Spatial layout data
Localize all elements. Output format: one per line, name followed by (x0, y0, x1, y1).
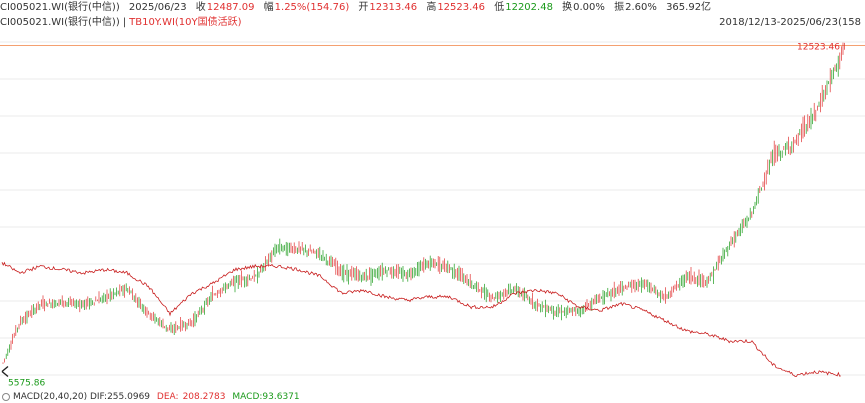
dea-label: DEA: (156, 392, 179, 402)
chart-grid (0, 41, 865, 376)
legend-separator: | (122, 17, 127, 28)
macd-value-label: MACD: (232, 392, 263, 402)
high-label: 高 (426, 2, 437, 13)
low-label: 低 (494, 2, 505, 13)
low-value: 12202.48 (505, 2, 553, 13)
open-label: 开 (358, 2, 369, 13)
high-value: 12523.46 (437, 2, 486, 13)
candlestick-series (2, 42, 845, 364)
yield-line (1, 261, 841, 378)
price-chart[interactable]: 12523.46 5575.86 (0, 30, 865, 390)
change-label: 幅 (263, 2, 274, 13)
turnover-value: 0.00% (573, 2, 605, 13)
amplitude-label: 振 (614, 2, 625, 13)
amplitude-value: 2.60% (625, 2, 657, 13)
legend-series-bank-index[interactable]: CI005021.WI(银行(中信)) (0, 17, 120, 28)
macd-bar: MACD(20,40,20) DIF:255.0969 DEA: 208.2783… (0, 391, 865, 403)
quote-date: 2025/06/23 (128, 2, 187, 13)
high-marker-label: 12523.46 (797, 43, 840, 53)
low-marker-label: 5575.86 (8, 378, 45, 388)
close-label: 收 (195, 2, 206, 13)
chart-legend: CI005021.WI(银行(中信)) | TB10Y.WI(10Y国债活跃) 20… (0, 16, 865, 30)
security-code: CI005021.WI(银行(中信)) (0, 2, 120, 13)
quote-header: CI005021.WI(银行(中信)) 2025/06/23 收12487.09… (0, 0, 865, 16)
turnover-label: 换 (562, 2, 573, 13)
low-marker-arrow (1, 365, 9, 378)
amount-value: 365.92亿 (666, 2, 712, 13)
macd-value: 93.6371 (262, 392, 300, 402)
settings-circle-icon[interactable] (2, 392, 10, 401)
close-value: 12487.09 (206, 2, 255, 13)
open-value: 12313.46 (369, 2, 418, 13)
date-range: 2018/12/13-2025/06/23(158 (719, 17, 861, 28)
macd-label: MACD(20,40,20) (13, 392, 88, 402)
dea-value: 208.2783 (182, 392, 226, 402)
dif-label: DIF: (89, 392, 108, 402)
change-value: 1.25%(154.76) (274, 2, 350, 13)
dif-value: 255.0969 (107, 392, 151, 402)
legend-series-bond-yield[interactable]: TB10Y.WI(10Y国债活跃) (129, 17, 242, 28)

• **Short problem**
Reproduce every line of the material above, swapping each occurrence of "interactable" for "clickable" and leaving everything else unchanged. Omit the pictures from the answer.

• **The answer**
Localize all elements. Output format: one per line, name followed by (x0, y0, x1, y1).
dea-label: DEA: (156, 392, 179, 402)
chart-grid (0, 41, 865, 376)
legend-separator: | (122, 17, 127, 28)
macd-value-label: MACD: (232, 392, 263, 402)
high-label: 高 (426, 2, 437, 13)
low-label: 低 (494, 2, 505, 13)
low-value: 12202.48 (505, 2, 553, 13)
open-label: 开 (358, 2, 369, 13)
high-value: 12523.46 (437, 2, 486, 13)
candlestick-series (2, 42, 845, 364)
yield-line (1, 261, 841, 378)
price-chart[clickable]: 12523.46 5575.86 (0, 30, 865, 390)
change-label: 幅 (263, 2, 274, 13)
turnover-value: 0.00% (573, 2, 605, 13)
amplitude-label: 振 (614, 2, 625, 13)
amplitude-value: 2.60% (625, 2, 657, 13)
legend-series-bank-index[clickable]: CI005021.WI(银行(中信)) (0, 17, 120, 28)
macd-bar: MACD(20,40,20) DIF:255.0969 DEA: 208.2783… (0, 391, 865, 403)
quote-date: 2025/06/23 (128, 2, 187, 13)
high-marker-label: 12523.46 (797, 43, 840, 53)
low-marker-label: 5575.86 (8, 378, 45, 388)
close-label: 收 (195, 2, 206, 13)
chart-legend: CI005021.WI(银行(中信)) | TB10Y.WI(10Y国债活跃) 20… (0, 16, 865, 30)
security-code: CI005021.WI(银行(中信)) (0, 2, 120, 13)
quote-header: CI005021.WI(银行(中信)) 2025/06/23 收12487.09… (0, 0, 865, 16)
turnover-label: 换 (562, 2, 573, 13)
low-marker-arrow (1, 365, 9, 378)
amount-value: 365.92亿 (666, 2, 712, 13)
macd-value: 93.6371 (262, 392, 300, 402)
settings-circle-icon[clickable] (2, 392, 10, 401)
close-value: 12487.09 (206, 2, 255, 13)
open-value: 12313.46 (369, 2, 418, 13)
date-range: 2018/12/13-2025/06/23(158 (719, 17, 861, 28)
macd-label: MACD(20,40,20) (13, 392, 88, 402)
dea-value: 208.2783 (182, 392, 226, 402)
dif-label: DIF: (89, 392, 108, 402)
change-value: 1.25%(154.76) (274, 2, 350, 13)
dif-value: 255.0969 (107, 392, 151, 402)
legend-series-bond-yield[clickable]: TB10Y.WI(10Y国债活跃) (129, 17, 242, 28)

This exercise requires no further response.